— Start of DATA SECTION —

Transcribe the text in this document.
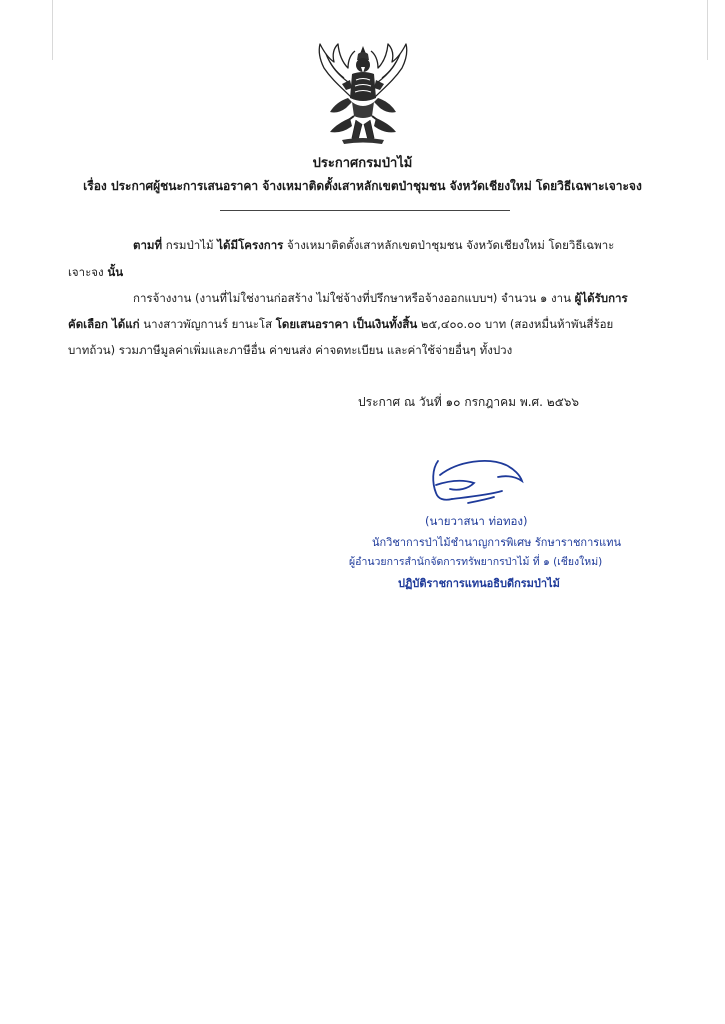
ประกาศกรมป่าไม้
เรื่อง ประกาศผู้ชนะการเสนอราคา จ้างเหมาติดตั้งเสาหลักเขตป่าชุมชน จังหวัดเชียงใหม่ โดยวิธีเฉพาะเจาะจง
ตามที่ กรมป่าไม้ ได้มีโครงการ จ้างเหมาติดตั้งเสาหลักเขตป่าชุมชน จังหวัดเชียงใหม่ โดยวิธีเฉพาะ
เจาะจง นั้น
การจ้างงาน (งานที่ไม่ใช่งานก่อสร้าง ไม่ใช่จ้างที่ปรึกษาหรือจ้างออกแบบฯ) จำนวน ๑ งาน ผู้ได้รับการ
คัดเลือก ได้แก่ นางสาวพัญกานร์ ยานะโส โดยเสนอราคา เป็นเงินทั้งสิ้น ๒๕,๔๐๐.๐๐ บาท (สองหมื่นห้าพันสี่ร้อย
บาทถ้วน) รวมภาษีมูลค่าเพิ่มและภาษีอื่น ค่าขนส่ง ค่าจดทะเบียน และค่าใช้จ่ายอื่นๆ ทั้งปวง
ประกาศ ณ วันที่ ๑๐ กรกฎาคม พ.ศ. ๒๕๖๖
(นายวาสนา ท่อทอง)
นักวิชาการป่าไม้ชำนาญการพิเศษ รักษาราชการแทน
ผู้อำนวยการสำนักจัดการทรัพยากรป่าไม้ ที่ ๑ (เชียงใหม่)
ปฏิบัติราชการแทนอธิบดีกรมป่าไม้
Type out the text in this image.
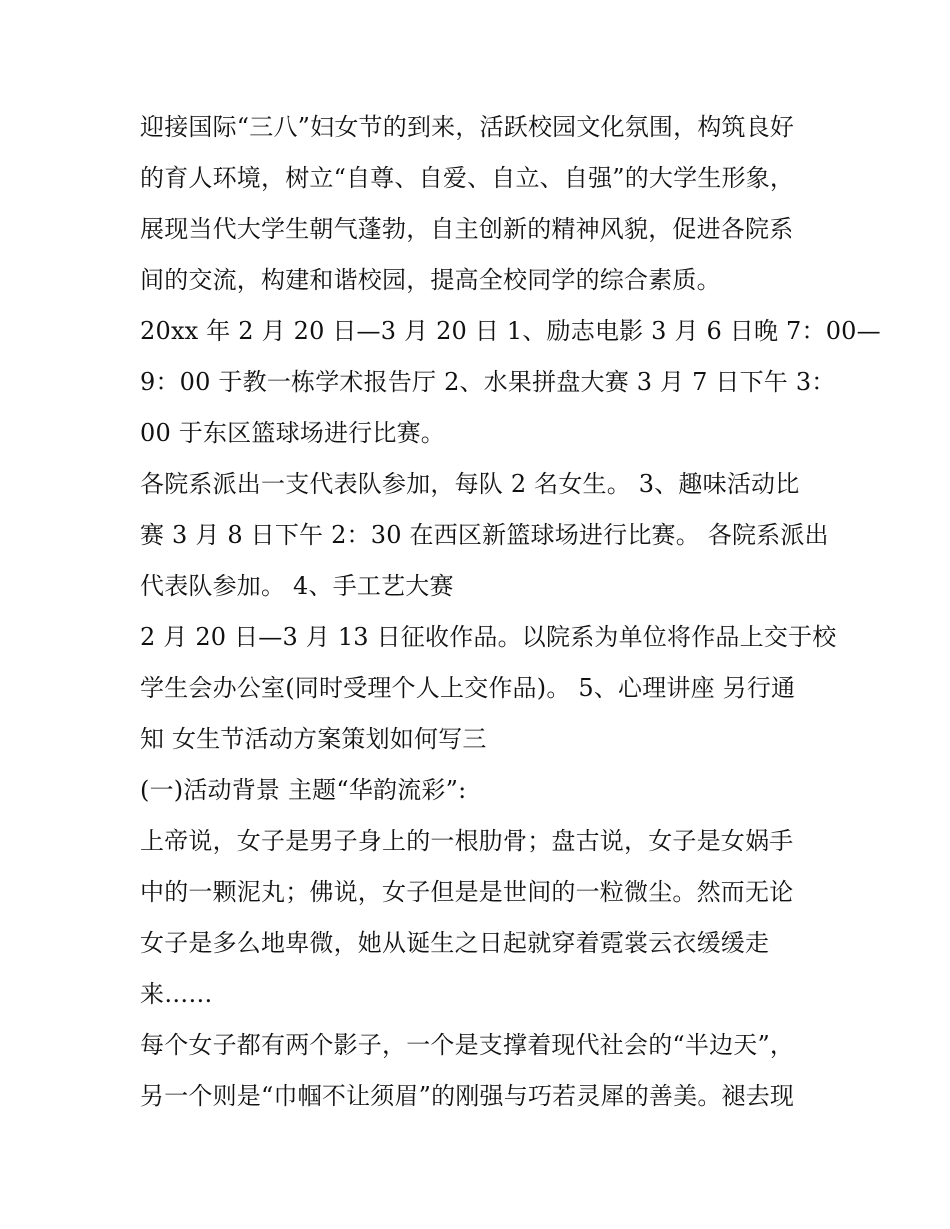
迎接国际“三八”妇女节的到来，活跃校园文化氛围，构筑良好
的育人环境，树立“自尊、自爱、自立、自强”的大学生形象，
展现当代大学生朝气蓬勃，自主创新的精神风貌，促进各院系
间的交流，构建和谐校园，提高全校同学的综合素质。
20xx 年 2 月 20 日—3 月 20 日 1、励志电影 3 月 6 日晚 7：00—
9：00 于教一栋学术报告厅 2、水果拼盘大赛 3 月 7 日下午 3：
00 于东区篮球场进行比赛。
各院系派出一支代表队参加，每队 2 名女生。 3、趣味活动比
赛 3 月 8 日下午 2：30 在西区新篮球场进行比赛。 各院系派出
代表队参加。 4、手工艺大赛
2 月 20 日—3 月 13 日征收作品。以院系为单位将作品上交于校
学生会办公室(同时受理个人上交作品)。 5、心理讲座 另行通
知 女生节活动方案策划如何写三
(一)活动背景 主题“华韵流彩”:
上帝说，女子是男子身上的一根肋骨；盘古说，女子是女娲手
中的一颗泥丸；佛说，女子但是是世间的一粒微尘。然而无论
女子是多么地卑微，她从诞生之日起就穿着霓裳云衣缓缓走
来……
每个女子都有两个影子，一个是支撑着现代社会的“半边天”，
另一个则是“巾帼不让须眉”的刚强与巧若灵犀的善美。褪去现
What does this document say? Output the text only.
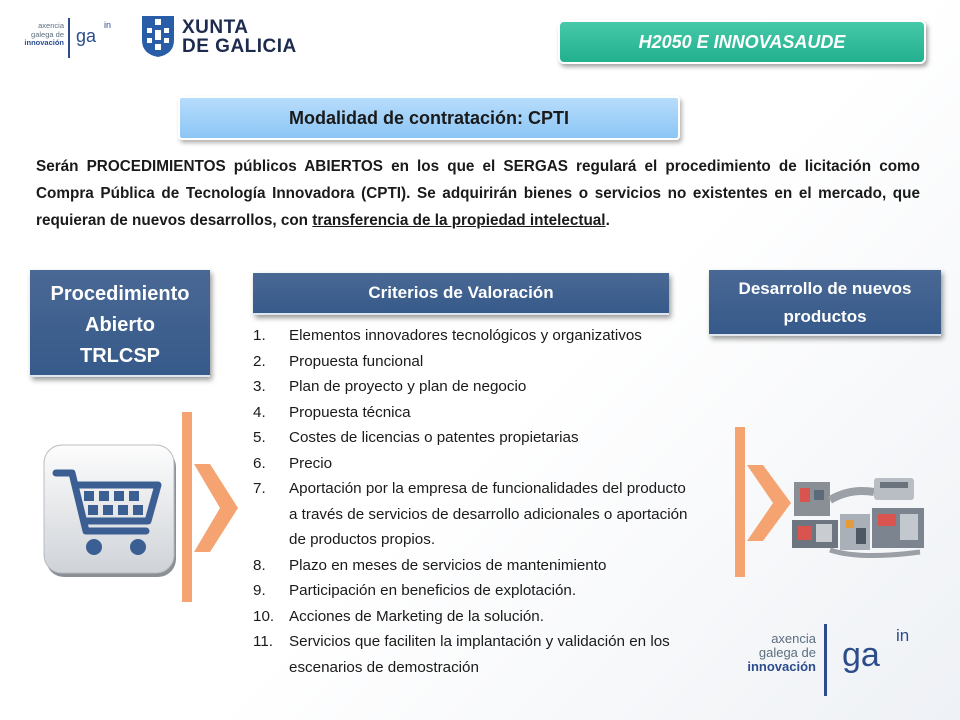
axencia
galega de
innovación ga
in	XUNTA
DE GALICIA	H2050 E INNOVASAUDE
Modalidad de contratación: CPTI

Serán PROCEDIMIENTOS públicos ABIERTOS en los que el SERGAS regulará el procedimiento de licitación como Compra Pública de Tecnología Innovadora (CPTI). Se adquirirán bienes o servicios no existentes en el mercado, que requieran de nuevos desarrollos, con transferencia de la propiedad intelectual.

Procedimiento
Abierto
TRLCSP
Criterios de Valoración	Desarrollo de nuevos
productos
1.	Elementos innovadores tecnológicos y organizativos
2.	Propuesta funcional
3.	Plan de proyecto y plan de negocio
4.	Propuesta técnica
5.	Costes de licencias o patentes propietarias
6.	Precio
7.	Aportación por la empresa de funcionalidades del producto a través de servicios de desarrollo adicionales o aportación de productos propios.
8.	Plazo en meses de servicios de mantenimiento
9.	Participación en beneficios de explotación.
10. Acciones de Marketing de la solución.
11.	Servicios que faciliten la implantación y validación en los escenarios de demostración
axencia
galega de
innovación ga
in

— End of DATA SECTION —

Give every line back word for word and leave the pictures out.

Transcribe the text in this document.
ประกาศกรมป่าไม้
เรื่อง ประกาศผู้ชนะการเสนอราคา จ้างเหมาติดตั้งเสาหลักเขตป่าชุมชน จังหวัดเชียงใหม่ โดยวิธีเฉพาะเจาะจง
ตามที่ กรมป่าไม้ ได้มีโครงการ จ้างเหมาติดตั้งเสาหลักเขตป่าชุมชน จังหวัดเชียงใหม่ โดยวิธีเฉพาะ
เจาะจง นั้น
การจ้างงาน (งานที่ไม่ใช่งานก่อสร้าง ไม่ใช่จ้างที่ปรึกษาหรือจ้างออกแบบฯ) จำนวน ๑ งาน ผู้ได้รับการ
คัดเลือก ได้แก่ นางสาวพัญกานร์ ยานะโส โดยเสนอราคา เป็นเงินทั้งสิ้น ๒๕,๔๐๐.๐๐ บาท (สองหมื่นห้าพันสี่ร้อย
บาทถ้วน) รวมภาษีมูลค่าเพิ่มและภาษีอื่น ค่าขนส่ง ค่าจดทะเบียน และค่าใช้จ่ายอื่นๆ ทั้งปวง
ประกาศ ณ วันที่ ๑๐ กรกฎาคม พ.ศ. ๒๕๖๖
(นายวาสนา ท่อทอง)
นักวิชาการป่าไม้ชำนาญการพิเศษ รักษาราชการแทน
ผู้อำนวยการสำนักจัดการทรัพยากรป่าไม้ ที่ ๑ (เชียงใหม่)
ปฏิบัติราชการแทนอธิบดีกรมป่าไม้
Type out the text in this image.
迎接国际“三八”妇女节的到来，活跃校园文化氛围，构筑良好
的育人环境，树立“自尊、自爱、自立、自强”的大学生形象，
展现当代大学生朝气蓬勃，自主创新的精神风貌，促进各院系
间的交流，构建和谐校园，提高全校同学的综合素质。
20xx 年 2 月 20 日—3 月 20 日 1、励志电影 3 月 6 日晚 7：00—
9：00 于教一栋学术报告厅 2、水果拼盘大赛 3 月 7 日下午 3：
00 于东区篮球场进行比赛。
各院系派出一支代表队参加，每队 2 名女生。 3、趣味活动比
赛 3 月 8 日下午 2：30 在西区新篮球场进行比赛。 各院系派出
代表队参加。 4、手工艺大赛
2 月 20 日—3 月 13 日征收作品。以院系为单位将作品上交于校
学生会办公室(同时受理个人上交作品)。 5、心理讲座 另行通
知 女生节活动方案策划如何写三
(一)活动背景 主题“华韵流彩”:
上帝说，女子是男子身上的一根肋骨；盘古说，女子是女娲手
中的一颗泥丸；佛说，女子但是是世间的一粒微尘。然而无论
女子是多么地卑微，她从诞生之日起就穿着霓裳云衣缓缓走
来……
每个女子都有两个影子，一个是支撑着现代社会的“半边天”，
另一个则是“巾帼不让须眉”的刚强与巧若灵犀的善美。褪去现
What does this document say? Output the text only.
axencia
galega de
innovación ga
in	XUNTA
DE GALICIA	H2050 E INNOVASAUDE
Modalidad de contratación: CPTI

Serán PROCEDIMIENTOS públicos ABIERTOS en los que el SERGAS regulará el procedimiento de licitación como Compra Pública de Tecnología Innovadora (CPTI). Se adquirirán bienes o servicios no existentes en el mercado, que requieran de nuevos desarrollos, con transferencia de la propiedad intelectual.

Procedimiento
Abierto
TRLCSP
Criterios de Valoración	Desarrollo de nuevos
productos
1.	Elementos innovadores tecnológicos y organizativos
2.	Propuesta funcional
3.	Plan de proyecto y plan de negocio
4.	Propuesta técnica
5.	Costes de licencias o patentes propietarias
6.	Precio
7.	Aportación por la empresa de funcionalidades del producto a través de servicios de desarrollo adicionales o aportación de productos propios.
8.	Plazo en meses de servicios de mantenimiento
9.	Participación en beneficios de explotación.
10. Acciones de Marketing de la solución.
11.	Servicios que faciliten la implantación y validación en los escenarios de demostración
axencia
galega de
innovación ga
in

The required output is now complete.